— BEGIN RECORDS FOR THIS TASK —
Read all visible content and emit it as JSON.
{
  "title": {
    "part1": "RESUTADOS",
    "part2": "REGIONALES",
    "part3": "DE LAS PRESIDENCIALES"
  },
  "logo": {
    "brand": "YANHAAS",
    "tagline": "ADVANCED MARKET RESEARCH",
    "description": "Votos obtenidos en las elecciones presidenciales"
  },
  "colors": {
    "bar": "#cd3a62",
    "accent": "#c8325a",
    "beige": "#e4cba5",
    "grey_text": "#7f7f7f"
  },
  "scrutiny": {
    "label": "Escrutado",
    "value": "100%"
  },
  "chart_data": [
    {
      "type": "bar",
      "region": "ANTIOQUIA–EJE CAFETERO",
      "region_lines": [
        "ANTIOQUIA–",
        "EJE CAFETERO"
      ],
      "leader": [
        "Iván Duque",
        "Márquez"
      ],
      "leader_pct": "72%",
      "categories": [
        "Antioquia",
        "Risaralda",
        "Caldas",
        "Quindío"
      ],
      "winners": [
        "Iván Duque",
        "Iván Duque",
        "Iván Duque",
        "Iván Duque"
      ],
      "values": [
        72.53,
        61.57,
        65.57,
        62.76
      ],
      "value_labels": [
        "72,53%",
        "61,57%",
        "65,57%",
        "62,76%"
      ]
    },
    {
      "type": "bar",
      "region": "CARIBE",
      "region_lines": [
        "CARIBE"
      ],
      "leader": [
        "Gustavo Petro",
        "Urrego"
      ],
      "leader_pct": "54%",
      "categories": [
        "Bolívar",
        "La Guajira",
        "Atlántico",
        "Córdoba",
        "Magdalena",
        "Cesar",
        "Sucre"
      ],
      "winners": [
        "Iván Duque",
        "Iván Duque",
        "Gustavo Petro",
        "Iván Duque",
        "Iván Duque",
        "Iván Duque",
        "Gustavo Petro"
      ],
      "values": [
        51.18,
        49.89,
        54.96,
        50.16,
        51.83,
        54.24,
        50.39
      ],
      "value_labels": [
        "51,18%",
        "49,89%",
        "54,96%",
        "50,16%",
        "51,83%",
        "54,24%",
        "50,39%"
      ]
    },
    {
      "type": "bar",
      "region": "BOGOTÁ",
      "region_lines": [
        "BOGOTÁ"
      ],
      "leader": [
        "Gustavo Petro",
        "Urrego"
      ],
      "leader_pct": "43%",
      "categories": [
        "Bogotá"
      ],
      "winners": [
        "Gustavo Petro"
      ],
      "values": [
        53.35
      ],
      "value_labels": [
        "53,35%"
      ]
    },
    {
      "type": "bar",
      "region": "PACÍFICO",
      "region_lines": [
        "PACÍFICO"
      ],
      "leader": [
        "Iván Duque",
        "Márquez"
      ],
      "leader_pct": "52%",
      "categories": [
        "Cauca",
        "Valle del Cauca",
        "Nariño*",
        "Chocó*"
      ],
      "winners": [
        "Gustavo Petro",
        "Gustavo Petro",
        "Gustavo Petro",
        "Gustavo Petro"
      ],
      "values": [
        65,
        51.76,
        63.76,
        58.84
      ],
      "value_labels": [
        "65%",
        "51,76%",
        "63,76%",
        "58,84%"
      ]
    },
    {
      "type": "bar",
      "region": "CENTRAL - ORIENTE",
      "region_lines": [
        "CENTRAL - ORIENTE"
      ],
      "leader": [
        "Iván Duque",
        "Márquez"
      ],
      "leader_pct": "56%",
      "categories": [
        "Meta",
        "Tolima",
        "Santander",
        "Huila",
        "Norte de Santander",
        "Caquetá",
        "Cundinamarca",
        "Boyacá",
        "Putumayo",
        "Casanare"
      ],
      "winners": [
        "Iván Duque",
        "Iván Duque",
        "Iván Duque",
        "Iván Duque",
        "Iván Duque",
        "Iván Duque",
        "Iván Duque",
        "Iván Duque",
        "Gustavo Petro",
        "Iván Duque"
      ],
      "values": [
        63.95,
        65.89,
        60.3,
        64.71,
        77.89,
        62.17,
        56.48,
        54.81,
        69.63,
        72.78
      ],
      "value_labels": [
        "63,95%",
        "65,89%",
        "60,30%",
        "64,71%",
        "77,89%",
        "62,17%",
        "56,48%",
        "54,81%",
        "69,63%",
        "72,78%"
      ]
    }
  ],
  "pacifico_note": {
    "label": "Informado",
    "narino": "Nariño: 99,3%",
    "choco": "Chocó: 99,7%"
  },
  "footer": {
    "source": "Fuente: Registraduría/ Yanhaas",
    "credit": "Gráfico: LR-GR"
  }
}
— END RECORDS FOR THIS TASK —
▸ EXERCISE AIM
Reproduce all of the entries word for word.

▸ OUTPUT OF THE EXERCISE
Read all visible content and emit it as JSON.
{
  "title": {
    "part1": "RESUTADOS",
    "part2": "REGIONALES",
    "part3": "DE LAS PRESIDENCIALES"
  },
  "logo": {
    "brand": "YANHAAS",
    "tagline": "ADVANCED MARKET RESEARCH",
    "description": "Votos obtenidos en las elecciones presidenciales"
  },
  "colors": {
    "bar": "#cd3a62",
    "accent": "#c8325a",
    "beige": "#e4cba5",
    "grey_text": "#7f7f7f"
  },
  "scrutiny": {
    "label": "Escrutado",
    "value": "100%"
  },
  "chart_data": [
    {
      "type": "bar",
      "region": "ANTIOQUIA–EJE CAFETERO",
      "region_lines": [
        "ANTIOQUIA–",
        "EJE CAFETERO"
      ],
      "leader": [
        "Iván Duque",
        "Márquez"
      ],
      "leader_pct": "72%",
      "categories": [
        "Antioquia",
        "Risaralda",
        "Caldas",
        "Quindío"
      ],
      "winners": [
        "Iván Duque",
        "Iván Duque",
        "Iván Duque",
        "Iván Duque"
      ],
      "values": [
        72.53,
        61.57,
        65.57,
        62.76
      ],
      "value_labels": [
        "72,53%",
        "61,57%",
        "65,57%",
        "62,76%"
      ]
    },
    {
      "type": "bar",
      "region": "CARIBE",
      "region_lines": [
        "CARIBE"
      ],
      "leader": [
        "Gustavo Petro",
        "Urrego"
      ],
      "leader_pct": "54%",
      "categories": [
        "Bolívar",
        "La Guajira",
        "Atlántico",
        "Córdoba",
        "Magdalena",
        "Cesar",
        "Sucre"
      ],
      "winners": [
        "Iván Duque",
        "Iván Duque",
        "Gustavo Petro",
        "Iván Duque",
        "Iván Duque",
        "Iván Duque",
        "Gustavo Petro"
      ],
      "values": [
        51.18,
        49.89,
        54.96,
        50.16,
        51.83,
        54.24,
        50.39
      ],
      "value_labels": [
        "51,18%",
        "49,89%",
        "54,96%",
        "50,16%",
        "51,83%",
        "54,24%",
        "50,39%"
      ]
    },
    {
      "type": "bar",
      "region": "BOGOTÁ",
      "region_lines": [
        "BOGOTÁ"
      ],
      "leader": [
        "Gustavo Petro",
        "Urrego"
      ],
      "leader_pct": "43%",
      "categories": [
        "Bogotá"
      ],
      "winners": [
        "Gustavo Petro"
      ],
      "values": [
        53.35
      ],
      "value_labels": [
        "53,35%"
      ]
    },
    {
      "type": "bar",
      "region": "PACÍFICO",
      "region_lines": [
        "PACÍFICO"
      ],
      "leader": [
        "Iván Duque",
        "Márquez"
      ],
      "leader_pct": "52%",
      "categories": [
        "Cauca",
        "Valle del Cauca",
        "Nariño*",
        "Chocó*"
      ],
      "winners": [
        "Gustavo Petro",
        "Gustavo Petro",
        "Gustavo Petro",
        "Gustavo Petro"
      ],
      "values": [
        65,
        51.76,
        63.76,
        58.84
      ],
      "value_labels": [
        "65%",
        "51,76%",
        "63,76%",
        "58,84%"
      ]
    },
    {
      "type": "bar",
      "region": "CENTRAL - ORIENTE",
      "region_lines": [
        "CENTRAL - ORIENTE"
      ],
      "leader": [
        "Iván Duque",
        "Márquez"
      ],
      "leader_pct": "56%",
      "categories": [
        "Meta",
        "Tolima",
        "Santander",
        "Huila",
        "Norte de Santander",
        "Caquetá",
        "Cundinamarca",
        "Boyacá",
        "Putumayo",
        "Casanare"
      ],
      "winners": [
        "Iván Duque",
        "Iván Duque",
        "Iván Duque",
        "Iván Duque",
        "Iván Duque",
        "Iván Duque",
        "Iván Duque",
        "Iván Duque",
        "Gustavo Petro",
        "Iván Duque"
      ],
      "values": [
        63.95,
        65.89,
        60.3,
        64.71,
        77.89,
        62.17,
        56.48,
        54.81,
        69.63,
        72.78
      ],
      "value_labels": [
        "63,95%",
        "65,89%",
        "60,30%",
        "64,71%",
        "77,89%",
        "62,17%",
        "56,48%",
        "54,81%",
        "69,63%",
        "72,78%"
      ]
    }
  ],
  "pacifico_note": {
    "label": "Informado",
    "narino": "Nariño: 99,3%",
    "choco": "Chocó: 99,7%"
  },
  "footer": {
    "source": "Fuente: Registraduría/ Yanhaas",
    "credit": "Gráfico: LR-GR"
  }
}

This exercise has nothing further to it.